[start Records shown]

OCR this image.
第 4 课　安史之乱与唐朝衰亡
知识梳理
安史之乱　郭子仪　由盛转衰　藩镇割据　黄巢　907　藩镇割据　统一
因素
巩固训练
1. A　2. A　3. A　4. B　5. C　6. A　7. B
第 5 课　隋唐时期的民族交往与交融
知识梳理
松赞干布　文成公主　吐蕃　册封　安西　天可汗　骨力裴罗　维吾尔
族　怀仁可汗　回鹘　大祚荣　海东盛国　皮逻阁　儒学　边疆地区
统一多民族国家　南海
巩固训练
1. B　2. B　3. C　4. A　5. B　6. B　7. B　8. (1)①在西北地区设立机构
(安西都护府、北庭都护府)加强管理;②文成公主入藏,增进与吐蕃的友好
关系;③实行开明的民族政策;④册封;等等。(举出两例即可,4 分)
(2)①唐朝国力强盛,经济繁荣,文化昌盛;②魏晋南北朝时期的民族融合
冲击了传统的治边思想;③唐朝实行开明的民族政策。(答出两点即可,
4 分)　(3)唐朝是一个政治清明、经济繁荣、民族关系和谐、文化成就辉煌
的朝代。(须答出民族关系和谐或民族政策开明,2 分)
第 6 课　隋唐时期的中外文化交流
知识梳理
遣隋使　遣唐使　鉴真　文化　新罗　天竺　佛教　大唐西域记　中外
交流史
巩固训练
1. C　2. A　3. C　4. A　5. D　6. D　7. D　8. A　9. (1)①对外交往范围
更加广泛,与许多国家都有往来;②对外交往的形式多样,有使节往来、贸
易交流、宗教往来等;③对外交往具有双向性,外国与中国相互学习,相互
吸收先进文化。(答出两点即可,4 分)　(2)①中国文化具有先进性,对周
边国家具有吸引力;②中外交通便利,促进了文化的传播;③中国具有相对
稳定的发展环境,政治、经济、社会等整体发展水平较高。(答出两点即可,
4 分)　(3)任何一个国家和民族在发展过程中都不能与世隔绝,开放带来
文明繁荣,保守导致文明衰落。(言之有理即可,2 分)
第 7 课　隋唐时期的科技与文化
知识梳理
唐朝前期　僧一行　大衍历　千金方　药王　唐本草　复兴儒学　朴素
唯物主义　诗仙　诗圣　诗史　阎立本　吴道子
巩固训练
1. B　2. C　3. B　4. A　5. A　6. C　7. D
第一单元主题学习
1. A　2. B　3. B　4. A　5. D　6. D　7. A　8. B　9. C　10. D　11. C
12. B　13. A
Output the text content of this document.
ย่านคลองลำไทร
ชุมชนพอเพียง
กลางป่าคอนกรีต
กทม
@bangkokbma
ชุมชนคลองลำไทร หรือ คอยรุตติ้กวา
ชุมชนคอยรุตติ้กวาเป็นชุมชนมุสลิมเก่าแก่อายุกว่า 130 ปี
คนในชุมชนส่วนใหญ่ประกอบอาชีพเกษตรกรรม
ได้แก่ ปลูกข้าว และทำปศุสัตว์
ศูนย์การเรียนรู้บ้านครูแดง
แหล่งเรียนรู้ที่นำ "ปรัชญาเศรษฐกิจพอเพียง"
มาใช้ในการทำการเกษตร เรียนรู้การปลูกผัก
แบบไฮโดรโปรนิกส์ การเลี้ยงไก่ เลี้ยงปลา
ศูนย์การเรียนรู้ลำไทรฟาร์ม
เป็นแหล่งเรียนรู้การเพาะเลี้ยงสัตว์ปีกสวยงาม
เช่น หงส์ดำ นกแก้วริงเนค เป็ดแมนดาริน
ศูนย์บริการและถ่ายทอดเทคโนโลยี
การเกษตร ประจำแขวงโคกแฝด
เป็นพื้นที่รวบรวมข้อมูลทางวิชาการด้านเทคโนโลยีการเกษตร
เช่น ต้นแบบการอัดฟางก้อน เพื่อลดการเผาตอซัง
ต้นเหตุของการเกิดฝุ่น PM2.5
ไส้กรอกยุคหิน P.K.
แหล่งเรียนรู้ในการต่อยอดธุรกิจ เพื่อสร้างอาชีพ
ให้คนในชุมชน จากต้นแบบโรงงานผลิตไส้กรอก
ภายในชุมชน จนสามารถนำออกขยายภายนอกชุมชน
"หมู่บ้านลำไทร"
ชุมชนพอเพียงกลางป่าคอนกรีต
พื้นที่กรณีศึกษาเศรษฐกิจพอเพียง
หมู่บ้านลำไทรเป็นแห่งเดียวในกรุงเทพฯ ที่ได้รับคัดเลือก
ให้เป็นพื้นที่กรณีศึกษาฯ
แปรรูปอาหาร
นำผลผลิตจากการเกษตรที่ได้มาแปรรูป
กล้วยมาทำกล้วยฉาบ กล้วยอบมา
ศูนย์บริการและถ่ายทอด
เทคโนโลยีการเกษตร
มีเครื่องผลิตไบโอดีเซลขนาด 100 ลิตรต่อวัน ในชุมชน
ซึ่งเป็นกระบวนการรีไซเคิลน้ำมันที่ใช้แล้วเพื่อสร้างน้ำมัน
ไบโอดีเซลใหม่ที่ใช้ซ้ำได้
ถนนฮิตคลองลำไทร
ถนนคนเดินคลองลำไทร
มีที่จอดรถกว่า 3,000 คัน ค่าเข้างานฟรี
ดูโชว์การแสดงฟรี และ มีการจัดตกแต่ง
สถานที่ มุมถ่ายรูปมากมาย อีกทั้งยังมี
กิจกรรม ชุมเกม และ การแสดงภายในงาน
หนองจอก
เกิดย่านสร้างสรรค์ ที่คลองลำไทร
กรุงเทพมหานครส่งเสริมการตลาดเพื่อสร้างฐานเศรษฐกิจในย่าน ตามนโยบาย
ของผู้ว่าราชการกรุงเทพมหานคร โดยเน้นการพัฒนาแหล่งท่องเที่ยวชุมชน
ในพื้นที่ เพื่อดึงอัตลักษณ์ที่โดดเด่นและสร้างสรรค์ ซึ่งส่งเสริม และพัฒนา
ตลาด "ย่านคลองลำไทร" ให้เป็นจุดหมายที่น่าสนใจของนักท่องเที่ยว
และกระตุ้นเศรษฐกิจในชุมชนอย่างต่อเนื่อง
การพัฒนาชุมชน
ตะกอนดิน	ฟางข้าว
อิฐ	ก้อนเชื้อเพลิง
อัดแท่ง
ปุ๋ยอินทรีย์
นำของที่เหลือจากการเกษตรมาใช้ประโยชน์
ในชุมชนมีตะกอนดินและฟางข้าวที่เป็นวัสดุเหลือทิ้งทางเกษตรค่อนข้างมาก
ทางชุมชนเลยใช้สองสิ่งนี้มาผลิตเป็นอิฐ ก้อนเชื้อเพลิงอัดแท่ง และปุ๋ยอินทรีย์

[end Records shown]

Instructions for the task –
Could you reproduce every record above exactly as it appears?

Task output –
OCR this image.
第 4 课　安史之乱与唐朝衰亡
知识梳理
安史之乱　郭子仪　由盛转衰　藩镇割据　黄巢　907　藩镇割据　统一
因素
巩固训练
1. A　2. A　3. A　4. B　5. C　6. A　7. B
第 5 课　隋唐时期的民族交往与交融
知识梳理
松赞干布　文成公主　吐蕃　册封　安西　天可汗　骨力裴罗　维吾尔
族　怀仁可汗　回鹘　大祚荣　海东盛国　皮逻阁　儒学　边疆地区
统一多民族国家　南海
巩固训练
1. B　2. B　3. C　4. A　5. B　6. B　7. B　8. (1)①在西北地区设立机构
(安西都护府、北庭都护府)加强管理;②文成公主入藏,增进与吐蕃的友好
关系;③实行开明的民族政策;④册封;等等。(举出两例即可,4 分)
(2)①唐朝国力强盛,经济繁荣,文化昌盛;②魏晋南北朝时期的民族融合
冲击了传统的治边思想;③唐朝实行开明的民族政策。(答出两点即可,
4 分)　(3)唐朝是一个政治清明、经济繁荣、民族关系和谐、文化成就辉煌
的朝代。(须答出民族关系和谐或民族政策开明,2 分)
第 6 课　隋唐时期的中外文化交流
知识梳理
遣隋使　遣唐使　鉴真　文化　新罗　天竺　佛教　大唐西域记　中外
交流史
巩固训练
1. C　2. A　3. C　4. A　5. D　6. D　7. D　8. A　9. (1)①对外交往范围
更加广泛,与许多国家都有往来;②对外交往的形式多样,有使节往来、贸
易交流、宗教往来等;③对外交往具有双向性,外国与中国相互学习,相互
吸收先进文化。(答出两点即可,4 分)　(2)①中国文化具有先进性,对周
边国家具有吸引力;②中外交通便利,促进了文化的传播;③中国具有相对
稳定的发展环境,政治、经济、社会等整体发展水平较高。(答出两点即可,
4 分)　(3)任何一个国家和民族在发展过程中都不能与世隔绝,开放带来
文明繁荣,保守导致文明衰落。(言之有理即可,2 分)
第 7 课　隋唐时期的科技与文化
知识梳理
唐朝前期　僧一行　大衍历　千金方　药王　唐本草　复兴儒学　朴素
唯物主义　诗仙　诗圣　诗史　阎立本　吴道子
巩固训练
1. B　2. C　3. B　4. A　5. A　6. C　7. D
第一单元主题学习
1. A　2. B　3. B　4. A　5. D　6. D　7. A　8. B　9. C　10. D　11. C
12. B　13. A
Output the text content of this document.
ย่านคลองลำไทร
ชุมชนพอเพียง
กลางป่าคอนกรีต
กทม
@bangkokbma
ชุมชนคลองลำไทร หรือ คอยรุตติ้กวา
ชุมชนคอยรุตติ้กวาเป็นชุมชนมุสลิมเก่าแก่อายุกว่า 130 ปี
คนในชุมชนส่วนใหญ่ประกอบอาชีพเกษตรกรรม
ได้แก่ ปลูกข้าว และทำปศุสัตว์
ศูนย์การเรียนรู้บ้านครูแดง
แหล่งเรียนรู้ที่นำ "ปรัชญาเศรษฐกิจพอเพียง"
มาใช้ในการทำการเกษตร เรียนรู้การปลูกผัก
แบบไฮโดรโปรนิกส์ การเลี้ยงไก่ เลี้ยงปลา
ศูนย์การเรียนรู้ลำไทรฟาร์ม
เป็นแหล่งเรียนรู้การเพาะเลี้ยงสัตว์ปีกสวยงาม
เช่น หงส์ดำ นกแก้วริงเนค เป็ดแมนดาริน
ศูนย์บริการและถ่ายทอดเทคโนโลยี
การเกษตร ประจำแขวงโคกแฝด
เป็นพื้นที่รวบรวมข้อมูลทางวิชาการด้านเทคโนโลยีการเกษตร
เช่น ต้นแบบการอัดฟางก้อน เพื่อลดการเผาตอซัง
ต้นเหตุของการเกิดฝุ่น PM2.5
ไส้กรอกยุคหิน P.K.
แหล่งเรียนรู้ในการต่อยอดธุรกิจ เพื่อสร้างอาชีพ
ให้คนในชุมชน จากต้นแบบโรงงานผลิตไส้กรอก
ภายในชุมชน จนสามารถนำออกขยายภายนอกชุมชน
"หมู่บ้านลำไทร"
ชุมชนพอเพียงกลางป่าคอนกรีต
พื้นที่กรณีศึกษาเศรษฐกิจพอเพียง
หมู่บ้านลำไทรเป็นแห่งเดียวในกรุงเทพฯ ที่ได้รับคัดเลือก
ให้เป็นพื้นที่กรณีศึกษาฯ
แปรรูปอาหาร
นำผลผลิตจากการเกษตรที่ได้มาแปรรูป
กล้วยมาทำกล้วยฉาบ กล้วยอบมา
ศูนย์บริการและถ่ายทอด
เทคโนโลยีการเกษตร
มีเครื่องผลิตไบโอดีเซลขนาด 100 ลิตรต่อวัน ในชุมชน
ซึ่งเป็นกระบวนการรีไซเคิลน้ำมันที่ใช้แล้วเพื่อสร้างน้ำมัน
ไบโอดีเซลใหม่ที่ใช้ซ้ำได้
ถนนฮิตคลองลำไทร
ถนนคนเดินคลองลำไทร
มีที่จอดรถกว่า 3,000 คัน ค่าเข้างานฟรี
ดูโชว์การแสดงฟรี และ มีการจัดตกแต่ง
สถานที่ มุมถ่ายรูปมากมาย อีกทั้งยังมี
กิจกรรม ชุมเกม และ การแสดงภายในงาน
หนองจอก
เกิดย่านสร้างสรรค์ ที่คลองลำไทร
กรุงเทพมหานครส่งเสริมการตลาดเพื่อสร้างฐานเศรษฐกิจในย่าน ตามนโยบาย
ของผู้ว่าราชการกรุงเทพมหานคร โดยเน้นการพัฒนาแหล่งท่องเที่ยวชุมชน
ในพื้นที่ เพื่อดึงอัตลักษณ์ที่โดดเด่นและสร้างสรรค์ ซึ่งส่งเสริม และพัฒนา
ตลาด "ย่านคลองลำไทร" ให้เป็นจุดหมายที่น่าสนใจของนักท่องเที่ยว
และกระตุ้นเศรษฐกิจในชุมชนอย่างต่อเนื่อง
การพัฒนาชุมชน
ตะกอนดิน	ฟางข้าว
อิฐ	ก้อนเชื้อเพลิง
อัดแท่ง
ปุ๋ยอินทรีย์
นำของที่เหลือจากการเกษตรมาใช้ประโยชน์
ในชุมชนมีตะกอนดินและฟางข้าวที่เป็นวัสดุเหลือทิ้งทางเกษตรค่อนข้างมาก
ทางชุมชนเลยใช้สองสิ่งนี้มาผลิตเป็นอิฐ ก้อนเชื้อเพลิงอัดแท่ง และปุ๋ยอินทรีย์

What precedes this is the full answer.